→ **What is being asked**: The records below should be written out again, exactly.

→ **Data shown**:

• • • • • • •

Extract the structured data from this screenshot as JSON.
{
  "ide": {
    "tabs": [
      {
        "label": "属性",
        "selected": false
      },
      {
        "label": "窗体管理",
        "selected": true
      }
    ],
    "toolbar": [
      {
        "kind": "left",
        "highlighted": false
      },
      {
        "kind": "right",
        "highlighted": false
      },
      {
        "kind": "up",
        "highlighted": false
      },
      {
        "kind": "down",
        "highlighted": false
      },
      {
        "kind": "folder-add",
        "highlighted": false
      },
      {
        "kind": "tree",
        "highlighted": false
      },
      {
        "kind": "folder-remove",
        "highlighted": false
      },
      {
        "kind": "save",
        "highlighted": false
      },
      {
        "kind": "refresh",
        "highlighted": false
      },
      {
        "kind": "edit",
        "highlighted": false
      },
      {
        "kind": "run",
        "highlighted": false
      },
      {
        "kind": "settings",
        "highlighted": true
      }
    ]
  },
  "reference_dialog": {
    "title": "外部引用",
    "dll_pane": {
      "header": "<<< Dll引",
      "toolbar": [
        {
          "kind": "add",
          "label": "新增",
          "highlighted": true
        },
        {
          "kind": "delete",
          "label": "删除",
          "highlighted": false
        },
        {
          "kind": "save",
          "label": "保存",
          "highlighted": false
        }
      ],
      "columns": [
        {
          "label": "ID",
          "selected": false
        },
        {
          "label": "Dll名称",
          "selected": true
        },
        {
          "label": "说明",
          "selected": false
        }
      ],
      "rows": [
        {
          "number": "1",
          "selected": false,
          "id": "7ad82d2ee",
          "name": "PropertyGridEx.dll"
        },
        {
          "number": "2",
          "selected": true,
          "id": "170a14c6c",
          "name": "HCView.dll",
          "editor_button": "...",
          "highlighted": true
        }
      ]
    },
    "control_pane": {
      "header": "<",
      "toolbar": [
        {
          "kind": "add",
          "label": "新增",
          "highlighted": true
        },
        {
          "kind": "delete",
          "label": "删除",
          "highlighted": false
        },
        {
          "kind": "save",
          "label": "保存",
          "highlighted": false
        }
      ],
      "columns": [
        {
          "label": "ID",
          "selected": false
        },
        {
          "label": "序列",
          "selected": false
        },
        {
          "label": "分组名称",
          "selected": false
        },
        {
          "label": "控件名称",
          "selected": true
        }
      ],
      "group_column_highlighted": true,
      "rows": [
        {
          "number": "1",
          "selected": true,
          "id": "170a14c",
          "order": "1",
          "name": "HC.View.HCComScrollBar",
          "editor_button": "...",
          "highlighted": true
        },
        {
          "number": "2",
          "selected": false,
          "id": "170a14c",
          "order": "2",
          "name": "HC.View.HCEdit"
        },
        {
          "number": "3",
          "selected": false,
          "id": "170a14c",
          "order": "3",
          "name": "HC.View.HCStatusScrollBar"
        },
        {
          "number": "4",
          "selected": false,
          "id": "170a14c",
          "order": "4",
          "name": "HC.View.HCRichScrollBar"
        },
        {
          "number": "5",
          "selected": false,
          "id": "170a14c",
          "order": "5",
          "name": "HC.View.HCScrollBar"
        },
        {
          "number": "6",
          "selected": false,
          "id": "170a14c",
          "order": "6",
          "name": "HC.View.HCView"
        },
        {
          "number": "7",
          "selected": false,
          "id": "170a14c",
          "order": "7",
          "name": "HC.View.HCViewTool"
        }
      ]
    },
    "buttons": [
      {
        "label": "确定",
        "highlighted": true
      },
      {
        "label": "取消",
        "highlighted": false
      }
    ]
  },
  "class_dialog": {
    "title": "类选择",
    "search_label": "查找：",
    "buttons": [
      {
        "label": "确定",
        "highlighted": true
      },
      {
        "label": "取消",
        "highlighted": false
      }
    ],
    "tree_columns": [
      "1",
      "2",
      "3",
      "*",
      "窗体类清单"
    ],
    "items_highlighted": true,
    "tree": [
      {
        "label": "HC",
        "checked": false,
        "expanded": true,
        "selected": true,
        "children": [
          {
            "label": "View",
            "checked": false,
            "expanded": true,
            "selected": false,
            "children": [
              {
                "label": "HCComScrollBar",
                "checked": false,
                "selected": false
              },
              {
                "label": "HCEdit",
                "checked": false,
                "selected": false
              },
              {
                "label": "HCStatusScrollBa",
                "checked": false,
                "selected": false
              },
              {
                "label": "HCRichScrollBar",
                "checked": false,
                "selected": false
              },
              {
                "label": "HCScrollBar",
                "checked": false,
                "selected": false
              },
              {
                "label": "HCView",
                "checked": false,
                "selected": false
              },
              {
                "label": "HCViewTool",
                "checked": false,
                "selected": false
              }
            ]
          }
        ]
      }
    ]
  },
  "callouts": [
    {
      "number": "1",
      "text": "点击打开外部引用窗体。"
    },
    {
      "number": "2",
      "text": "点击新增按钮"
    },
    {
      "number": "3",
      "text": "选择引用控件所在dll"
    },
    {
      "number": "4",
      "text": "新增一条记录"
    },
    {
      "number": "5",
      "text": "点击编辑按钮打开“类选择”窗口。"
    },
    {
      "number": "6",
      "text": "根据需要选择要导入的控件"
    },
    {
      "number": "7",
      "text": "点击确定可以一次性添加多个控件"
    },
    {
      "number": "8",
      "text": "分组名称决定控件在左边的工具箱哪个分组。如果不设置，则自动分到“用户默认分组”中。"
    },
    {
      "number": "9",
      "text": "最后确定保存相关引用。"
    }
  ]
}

• • • • • • •

→ **Expected answer**:
Extract the structured data from this screenshot as JSON.
{
  "ide": {
    "tabs": [
      {
        "label": "属性",
        "selected": false
      },
      {
        "label": "窗体管理",
        "selected": true
      }
    ],
    "toolbar": [
      {
        "kind": "left",
        "highlighted": false
      },
      {
        "kind": "right",
        "highlighted": false
      },
      {
        "kind": "up",
        "highlighted": false
      },
      {
        "kind": "down",
        "highlighted": false
      },
      {
        "kind": "folder-add",
        "highlighted": false
      },
      {
        "kind": "tree",
        "highlighted": false
      },
      {
        "kind": "folder-remove",
        "highlighted": false
      },
      {
        "kind": "save",
        "highlighted": false
      },
      {
        "kind": "refresh",
        "highlighted": false
      },
      {
        "kind": "edit",
        "highlighted": false
      },
      {
        "kind": "run",
        "highlighted": false
      },
      {
        "kind": "settings",
        "highlighted": true
      }
    ]
  },
  "reference_dialog": {
    "title": "外部引用",
    "dll_pane": {
      "header": "<<< Dll引",
      "toolbar": [
        {
          "kind": "add",
          "label": "新增",
          "highlighted": true
        },
        {
          "kind": "delete",
          "label": "删除",
          "highlighted": false
        },
        {
          "kind": "save",
          "label": "保存",
          "highlighted": false
        }
      ],
      "columns": [
        {
          "label": "ID",
          "selected": false
        },
        {
          "label": "Dll名称",
          "selected": true
        },
        {
          "label": "说明",
          "selected": false
        }
      ],
      "rows": [
        {
          "number": "1",
          "selected": false,
          "id": "7ad82d2ee",
          "name": "PropertyGridEx.dll"
        },
        {
          "number": "2",
          "selected": true,
          "id": "170a14c6c",
          "name": "HCView.dll",
          "editor_button": "...",
          "highlighted": true
        }
      ]
    },
    "control_pane": {
      "header": "<",
      "toolbar": [
        {
          "kind": "add",
          "label": "新增",
          "highlighted": true
        },
        {
          "kind": "delete",
          "label": "删除",
          "highlighted": false
        },
        {
          "kind": "save",
          "label": "保存",
          "highlighted": false
        }
      ],
      "columns": [
        {
          "label": "ID",
          "selected": false
        },
        {
          "label": "序列",
          "selected": false
        },
        {
          "label": "分组名称",
          "selected": false
        },
        {
          "label": "控件名称",
          "selected": true
        }
      ],
      "group_column_highlighted": true,
      "rows": [
        {
          "number": "1",
          "selected": true,
          "id": "170a14c",
          "order": "1",
          "name": "HC.View.HCComScrollBar",
          "editor_button": "...",
          "highlighted": true
        },
        {
          "number": "2",
          "selected": false,
          "id": "170a14c",
          "order": "2",
          "name": "HC.View.HCEdit"
        },
        {
          "number": "3",
          "selected": false,
          "id": "170a14c",
          "order": "3",
          "name": "HC.View.HCStatusScrollBar"
        },
        {
          "number": "4",
          "selected": false,
          "id": "170a14c",
          "order": "4",
          "name": "HC.View.HCRichScrollBar"
        },
        {
          "number": "5",
          "selected": false,
          "id": "170a14c",
          "order": "5",
          "name": "HC.View.HCScrollBar"
        },
        {
          "number": "6",
          "selected": false,
          "id": "170a14c",
          "order": "6",
          "name": "HC.View.HCView"
        },
        {
          "number": "7",
          "selected": false,
          "id": "170a14c",
          "order": "7",
          "name": "HC.View.HCViewTool"
        }
      ]
    },
    "buttons": [
      {
        "label": "确定",
        "highlighted": true
      },
      {
        "label": "取消",
        "highlighted": false
      }
    ]
  },
  "class_dialog": {
    "title": "类选择",
    "search_label": "查找：",
    "buttons": [
      {
        "label": "确定",
        "highlighted": true
      },
      {
        "label": "取消",
        "highlighted": false
      }
    ],
    "tree_columns": [
      "1",
      "2",
      "3",
      "*",
      "窗体类清单"
    ],
    "items_highlighted": true,
    "tree": [
      {
        "label": "HC",
        "checked": false,
        "expanded": true,
        "selected": true,
        "children": [
          {
            "label": "View",
            "checked": false,
            "expanded": true,
            "selected": false,
            "children": [
              {
                "label": "HCComScrollBar",
                "checked": false,
                "selected": false
              },
              {
                "label": "HCEdit",
                "checked": false,
                "selected": false
              },
              {
                "label": "HCStatusScrollBa",
                "checked": false,
                "selected": false
              },
              {
                "label": "HCRichScrollBar",
                "checked": false,
                "selected": false
              },
              {
                "label": "HCScrollBar",
                "checked": false,
                "selected": false
              },
              {
                "label": "HCView",
                "checked": false,
                "selected": false
              },
              {
                "label": "HCViewTool",
                "checked": false,
                "selected": false
              }
            ]
          }
        ]
      }
    ]
  },
  "callouts": [
    {
      "number": "1",
      "text": "点击打开外部引用窗体。"
    },
    {
      "number": "2",
      "text": "点击新增按钮"
    },
    {
      "number": "3",
      "text": "选择引用控件所在dll"
    },
    {
      "number": "4",
      "text": "新增一条记录"
    },
    {
      "number": "5",
      "text": "点击编辑按钮打开“类选择”窗口。"
    },
    {
      "number": "6",
      "text": "根据需要选择要导入的控件"
    },
    {
      "number": "7",
      "text": "点击确定可以一次性添加多个控件"
    },
    {
      "number": "8",
      "text": "分组名称决定控件在左边的工具箱哪个分组。如果不设置，则自动分到“用户默认分组”中。"
    },
    {
      "number": "9",
      "text": "最后确定保存相关引用。"
    }
  ]
}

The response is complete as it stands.